DATA
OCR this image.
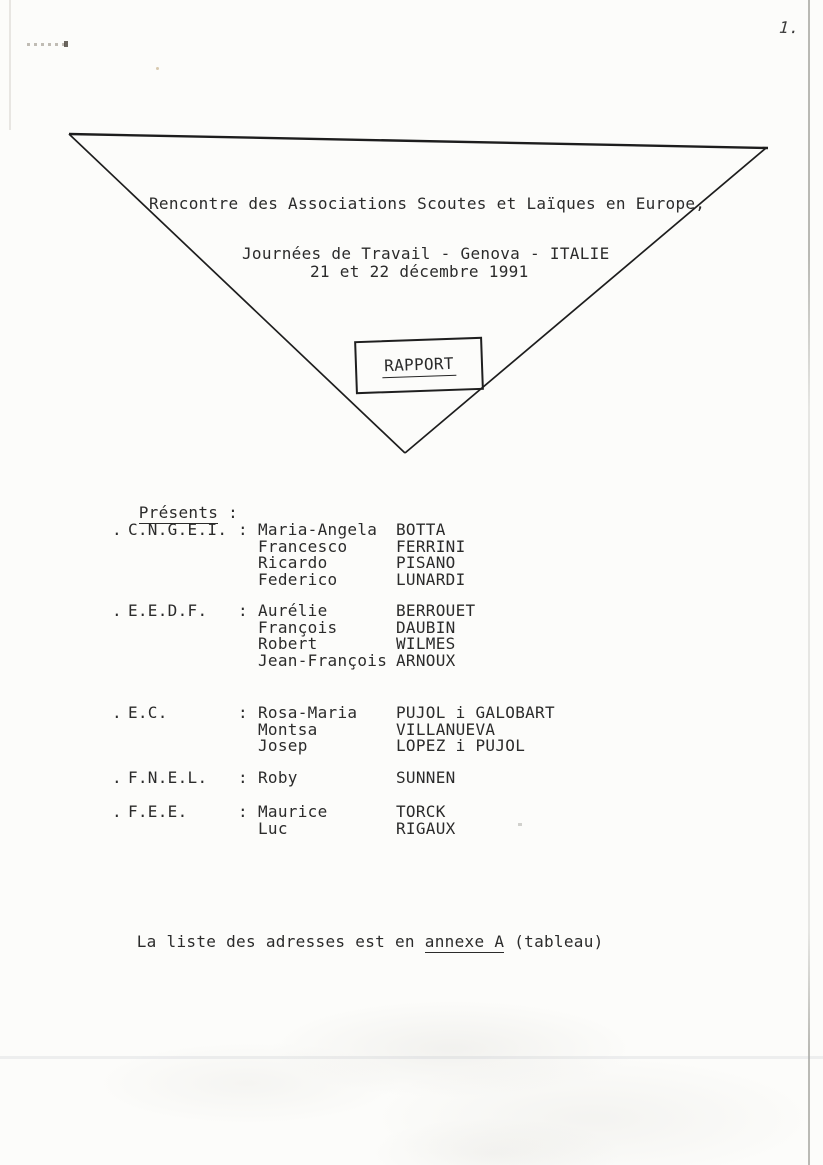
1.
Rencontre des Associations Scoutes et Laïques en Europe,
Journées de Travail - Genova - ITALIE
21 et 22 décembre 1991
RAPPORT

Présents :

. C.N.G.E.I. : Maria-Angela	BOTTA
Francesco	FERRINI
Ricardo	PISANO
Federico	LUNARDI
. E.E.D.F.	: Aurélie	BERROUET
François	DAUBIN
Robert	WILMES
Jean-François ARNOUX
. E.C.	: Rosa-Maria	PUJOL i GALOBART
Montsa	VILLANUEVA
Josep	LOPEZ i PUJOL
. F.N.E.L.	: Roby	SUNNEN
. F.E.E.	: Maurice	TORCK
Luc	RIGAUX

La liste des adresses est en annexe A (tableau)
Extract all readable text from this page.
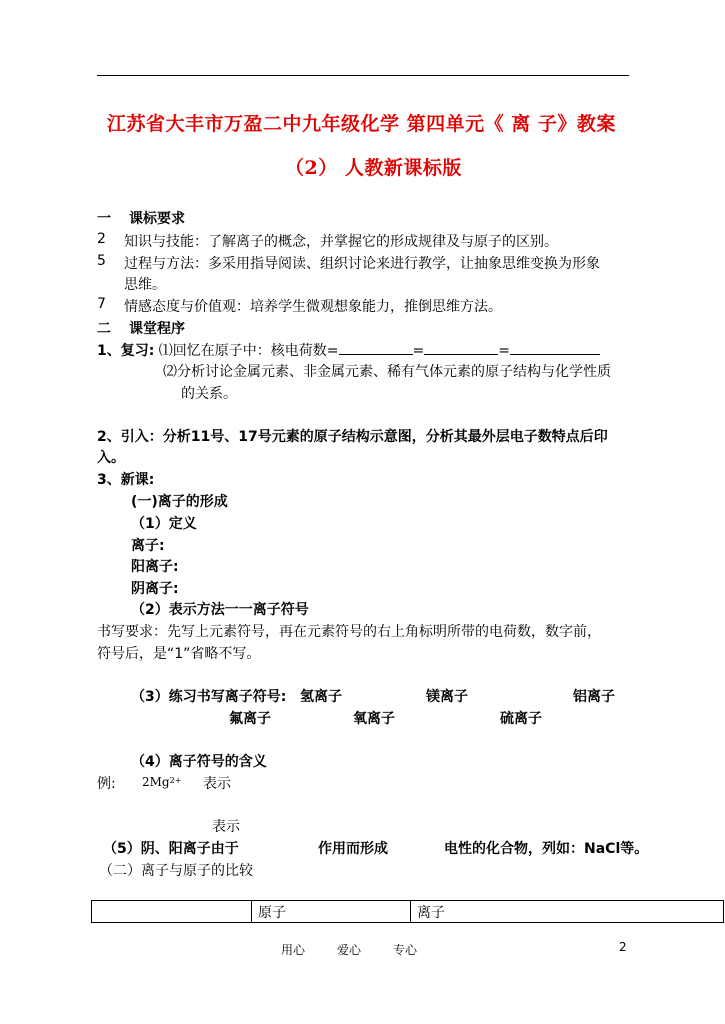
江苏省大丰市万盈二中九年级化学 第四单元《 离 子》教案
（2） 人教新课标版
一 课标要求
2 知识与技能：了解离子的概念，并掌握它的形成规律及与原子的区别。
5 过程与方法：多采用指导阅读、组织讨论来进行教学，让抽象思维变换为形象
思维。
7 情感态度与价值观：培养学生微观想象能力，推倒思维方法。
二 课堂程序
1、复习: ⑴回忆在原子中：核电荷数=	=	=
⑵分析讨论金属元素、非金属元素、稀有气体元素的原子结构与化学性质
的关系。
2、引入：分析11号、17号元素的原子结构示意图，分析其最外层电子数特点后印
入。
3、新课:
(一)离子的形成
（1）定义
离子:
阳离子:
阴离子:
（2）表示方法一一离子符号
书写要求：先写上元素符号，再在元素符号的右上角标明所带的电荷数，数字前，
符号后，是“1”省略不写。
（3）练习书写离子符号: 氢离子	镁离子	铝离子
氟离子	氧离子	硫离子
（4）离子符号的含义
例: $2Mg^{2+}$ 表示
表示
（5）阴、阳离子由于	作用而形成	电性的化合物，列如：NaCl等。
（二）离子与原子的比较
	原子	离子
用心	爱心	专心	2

WORK TO COMPLETE
Which lines of the data above contain "PUJOL"? Copy each one.

SOLUTION
. E.C.	: Rosa-Maria	PUJOL i GALOBART
Josep	LOPEZ i PUJOL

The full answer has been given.